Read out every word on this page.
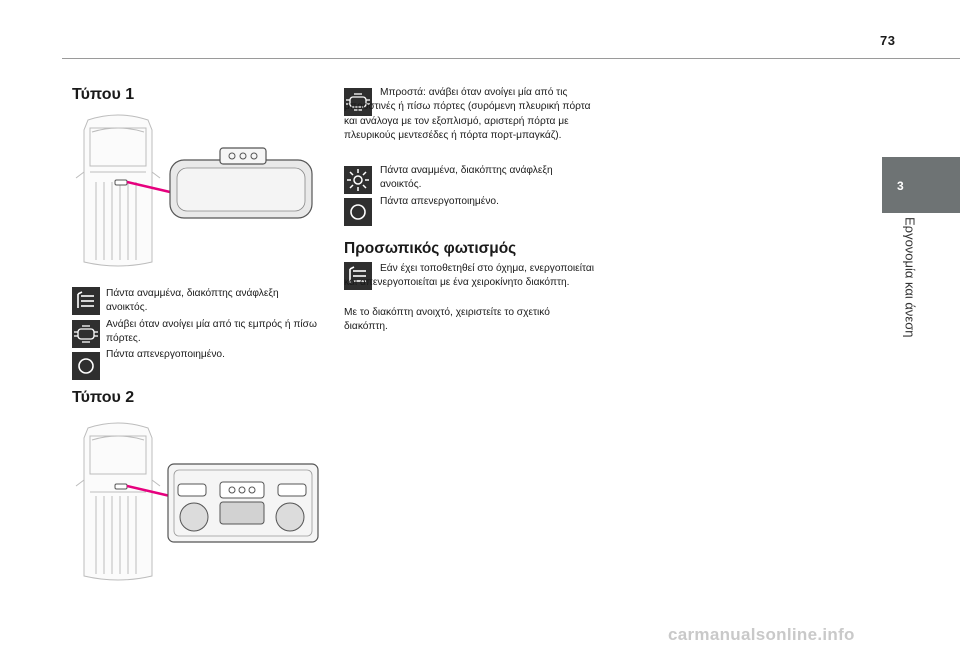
73
3
Εργονομία και άνεση
Τύπου 1
Πάντα αναμμένα, διακόπτης ανάφλεξη ανοικτός.
Ανάβει όταν ανοίγει μία από τις εμπρός ή πίσω πόρτες.
Πάντα απενεργοποιημένο.
Τύπου 2
Μπροστά: ανάβει όταν ανοίγει μία από τις μπροστινές ή πίσω πόρτες (συρόμενη πλευρική πόρτα και ανάλογα με τον εξοπλισμό, αριστερή πόρτα με πλευρικούς μεντεσέδες ή πόρτα πορτ-μπαγκάζ).
Πάντα αναμμένα, διακόπτης ανάφλεξη ανοικτός.
Πάντα απενεργοποιημένο.
Προσωπικός φωτισμός
Εάν έχει τοποθετηθεί στο όχημα, ενεργοποιείται και απενεργοποιείται με ένα χειροκίνητο διακόπτη.
Με το διακόπτη ανοιχτό, χειριστείτε το σχετικό διακόπτη.
carmanualsonline.info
----
Written problem: Report the number of lines above that contain the word "πίσω", and only that number.

Reply to the exercise: 2